[Source data]

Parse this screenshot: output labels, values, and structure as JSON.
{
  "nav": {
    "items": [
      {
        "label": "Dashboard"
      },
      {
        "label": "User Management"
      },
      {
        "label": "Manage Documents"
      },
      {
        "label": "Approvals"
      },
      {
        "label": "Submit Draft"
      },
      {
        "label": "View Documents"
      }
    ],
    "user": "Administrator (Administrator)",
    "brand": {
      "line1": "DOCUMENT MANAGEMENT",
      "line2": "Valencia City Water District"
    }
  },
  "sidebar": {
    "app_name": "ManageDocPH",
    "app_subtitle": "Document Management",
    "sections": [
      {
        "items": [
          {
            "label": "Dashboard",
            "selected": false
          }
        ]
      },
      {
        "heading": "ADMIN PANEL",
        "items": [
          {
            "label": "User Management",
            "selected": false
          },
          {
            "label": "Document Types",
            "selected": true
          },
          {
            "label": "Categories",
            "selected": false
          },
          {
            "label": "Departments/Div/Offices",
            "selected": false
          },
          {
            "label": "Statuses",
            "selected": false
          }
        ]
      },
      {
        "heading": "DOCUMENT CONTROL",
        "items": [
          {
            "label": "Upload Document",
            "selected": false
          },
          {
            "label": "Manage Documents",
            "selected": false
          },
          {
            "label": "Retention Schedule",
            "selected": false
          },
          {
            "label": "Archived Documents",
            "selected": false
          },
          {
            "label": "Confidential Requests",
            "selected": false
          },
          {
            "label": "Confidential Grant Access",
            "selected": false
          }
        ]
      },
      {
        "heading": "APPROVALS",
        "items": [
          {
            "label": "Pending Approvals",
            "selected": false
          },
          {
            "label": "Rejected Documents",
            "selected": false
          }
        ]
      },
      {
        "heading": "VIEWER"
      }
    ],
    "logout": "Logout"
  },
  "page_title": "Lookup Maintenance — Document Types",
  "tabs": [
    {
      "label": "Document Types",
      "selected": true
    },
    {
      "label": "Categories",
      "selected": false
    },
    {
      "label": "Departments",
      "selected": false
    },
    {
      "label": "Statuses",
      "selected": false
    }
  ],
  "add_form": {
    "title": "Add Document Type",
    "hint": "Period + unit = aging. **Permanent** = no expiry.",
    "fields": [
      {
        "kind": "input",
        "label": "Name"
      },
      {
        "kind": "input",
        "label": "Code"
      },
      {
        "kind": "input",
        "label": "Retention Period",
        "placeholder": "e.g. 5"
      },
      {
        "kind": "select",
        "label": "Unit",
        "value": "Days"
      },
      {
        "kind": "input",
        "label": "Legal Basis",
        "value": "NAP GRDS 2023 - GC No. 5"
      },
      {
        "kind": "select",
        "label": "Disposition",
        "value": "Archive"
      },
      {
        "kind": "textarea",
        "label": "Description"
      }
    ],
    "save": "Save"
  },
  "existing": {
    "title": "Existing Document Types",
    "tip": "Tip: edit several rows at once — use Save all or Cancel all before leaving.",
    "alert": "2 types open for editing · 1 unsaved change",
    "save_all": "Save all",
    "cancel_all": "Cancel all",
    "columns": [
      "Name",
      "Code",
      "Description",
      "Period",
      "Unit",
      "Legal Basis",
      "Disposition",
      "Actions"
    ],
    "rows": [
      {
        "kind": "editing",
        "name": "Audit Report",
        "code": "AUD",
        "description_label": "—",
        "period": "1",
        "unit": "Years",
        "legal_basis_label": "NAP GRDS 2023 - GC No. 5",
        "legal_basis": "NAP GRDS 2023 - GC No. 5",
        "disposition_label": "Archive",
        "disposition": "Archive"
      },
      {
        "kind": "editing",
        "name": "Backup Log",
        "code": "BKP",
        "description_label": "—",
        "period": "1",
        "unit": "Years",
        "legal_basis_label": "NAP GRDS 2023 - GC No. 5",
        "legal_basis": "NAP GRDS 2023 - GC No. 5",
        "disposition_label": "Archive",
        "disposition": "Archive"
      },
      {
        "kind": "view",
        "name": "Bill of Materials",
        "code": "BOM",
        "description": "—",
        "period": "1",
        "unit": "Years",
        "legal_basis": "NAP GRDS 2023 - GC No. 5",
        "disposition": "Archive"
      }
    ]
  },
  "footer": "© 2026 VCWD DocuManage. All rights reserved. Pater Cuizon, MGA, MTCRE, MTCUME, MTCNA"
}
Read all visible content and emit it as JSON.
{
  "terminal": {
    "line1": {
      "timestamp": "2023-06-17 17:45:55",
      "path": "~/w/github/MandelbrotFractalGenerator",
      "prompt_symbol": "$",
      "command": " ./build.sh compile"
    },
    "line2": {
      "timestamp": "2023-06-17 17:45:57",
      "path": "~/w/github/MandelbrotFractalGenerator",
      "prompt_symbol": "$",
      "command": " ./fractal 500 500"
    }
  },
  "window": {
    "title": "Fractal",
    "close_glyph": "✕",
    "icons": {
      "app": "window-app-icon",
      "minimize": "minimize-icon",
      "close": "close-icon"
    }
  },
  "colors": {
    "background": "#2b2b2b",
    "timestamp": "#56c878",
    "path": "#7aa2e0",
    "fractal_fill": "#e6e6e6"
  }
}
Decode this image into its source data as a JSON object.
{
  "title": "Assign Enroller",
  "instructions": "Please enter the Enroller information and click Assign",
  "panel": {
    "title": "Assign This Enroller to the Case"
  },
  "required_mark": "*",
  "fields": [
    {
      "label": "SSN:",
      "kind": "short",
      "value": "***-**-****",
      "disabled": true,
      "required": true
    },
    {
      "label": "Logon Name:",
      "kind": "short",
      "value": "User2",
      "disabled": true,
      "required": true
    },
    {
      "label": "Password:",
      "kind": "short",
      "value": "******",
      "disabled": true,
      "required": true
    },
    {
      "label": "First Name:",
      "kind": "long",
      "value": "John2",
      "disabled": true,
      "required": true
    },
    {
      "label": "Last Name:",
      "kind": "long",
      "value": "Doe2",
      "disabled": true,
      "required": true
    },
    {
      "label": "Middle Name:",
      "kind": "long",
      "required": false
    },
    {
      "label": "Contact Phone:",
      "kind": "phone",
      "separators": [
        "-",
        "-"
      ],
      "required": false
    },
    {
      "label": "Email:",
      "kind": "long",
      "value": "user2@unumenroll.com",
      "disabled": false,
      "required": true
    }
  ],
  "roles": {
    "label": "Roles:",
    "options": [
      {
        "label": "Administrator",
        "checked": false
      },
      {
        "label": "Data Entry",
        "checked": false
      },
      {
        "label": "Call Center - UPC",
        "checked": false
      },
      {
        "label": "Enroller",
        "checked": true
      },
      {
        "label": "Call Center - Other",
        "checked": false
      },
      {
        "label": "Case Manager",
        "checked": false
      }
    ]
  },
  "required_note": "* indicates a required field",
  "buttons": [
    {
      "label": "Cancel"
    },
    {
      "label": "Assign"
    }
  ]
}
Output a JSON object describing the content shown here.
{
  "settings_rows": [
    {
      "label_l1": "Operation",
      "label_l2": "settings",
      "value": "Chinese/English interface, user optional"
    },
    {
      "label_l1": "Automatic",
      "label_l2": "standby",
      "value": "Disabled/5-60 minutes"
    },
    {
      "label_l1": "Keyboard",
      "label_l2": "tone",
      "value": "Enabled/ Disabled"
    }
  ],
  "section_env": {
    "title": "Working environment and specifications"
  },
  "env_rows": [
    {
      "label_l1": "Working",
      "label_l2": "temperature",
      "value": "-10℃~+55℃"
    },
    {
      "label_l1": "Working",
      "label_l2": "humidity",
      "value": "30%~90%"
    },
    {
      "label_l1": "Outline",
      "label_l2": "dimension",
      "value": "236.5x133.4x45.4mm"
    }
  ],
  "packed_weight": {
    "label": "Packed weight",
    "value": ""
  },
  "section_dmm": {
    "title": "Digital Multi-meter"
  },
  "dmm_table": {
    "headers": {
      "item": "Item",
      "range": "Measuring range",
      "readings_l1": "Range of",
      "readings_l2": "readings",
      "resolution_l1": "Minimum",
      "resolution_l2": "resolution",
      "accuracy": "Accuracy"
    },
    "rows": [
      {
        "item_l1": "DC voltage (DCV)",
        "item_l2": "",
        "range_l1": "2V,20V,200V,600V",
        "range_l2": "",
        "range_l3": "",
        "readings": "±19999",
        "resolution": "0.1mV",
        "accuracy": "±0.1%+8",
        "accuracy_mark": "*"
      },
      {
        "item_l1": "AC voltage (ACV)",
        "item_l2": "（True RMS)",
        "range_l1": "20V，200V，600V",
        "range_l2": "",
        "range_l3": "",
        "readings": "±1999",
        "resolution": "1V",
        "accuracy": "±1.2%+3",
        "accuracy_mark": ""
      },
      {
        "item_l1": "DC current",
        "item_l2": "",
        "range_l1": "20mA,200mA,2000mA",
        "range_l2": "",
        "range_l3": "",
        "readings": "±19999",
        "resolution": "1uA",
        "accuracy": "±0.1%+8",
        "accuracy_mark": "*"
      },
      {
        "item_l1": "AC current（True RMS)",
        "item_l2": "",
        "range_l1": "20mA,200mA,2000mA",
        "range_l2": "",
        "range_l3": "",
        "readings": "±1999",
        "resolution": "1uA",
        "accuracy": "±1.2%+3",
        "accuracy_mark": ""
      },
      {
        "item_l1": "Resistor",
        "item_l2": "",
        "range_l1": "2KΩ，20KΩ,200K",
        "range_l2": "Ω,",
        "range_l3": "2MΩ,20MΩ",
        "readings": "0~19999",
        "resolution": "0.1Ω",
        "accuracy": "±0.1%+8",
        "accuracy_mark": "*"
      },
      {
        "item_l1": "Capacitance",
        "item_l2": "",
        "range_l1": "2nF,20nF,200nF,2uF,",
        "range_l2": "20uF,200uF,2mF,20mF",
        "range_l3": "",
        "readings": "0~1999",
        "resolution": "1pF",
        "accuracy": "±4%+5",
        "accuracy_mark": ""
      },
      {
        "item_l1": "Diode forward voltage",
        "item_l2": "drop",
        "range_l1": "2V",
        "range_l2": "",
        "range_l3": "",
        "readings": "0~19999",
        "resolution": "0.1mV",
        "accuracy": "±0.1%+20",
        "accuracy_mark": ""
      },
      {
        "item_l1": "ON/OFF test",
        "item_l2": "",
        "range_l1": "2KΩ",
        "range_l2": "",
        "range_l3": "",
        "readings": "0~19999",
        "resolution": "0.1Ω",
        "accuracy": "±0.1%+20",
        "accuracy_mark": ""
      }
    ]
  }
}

__Directive__: Extract lines where the string "Retention" occurs.

__Result of this exercise__:
            "label": "Retention Schedule",
        "label": "Retention Period",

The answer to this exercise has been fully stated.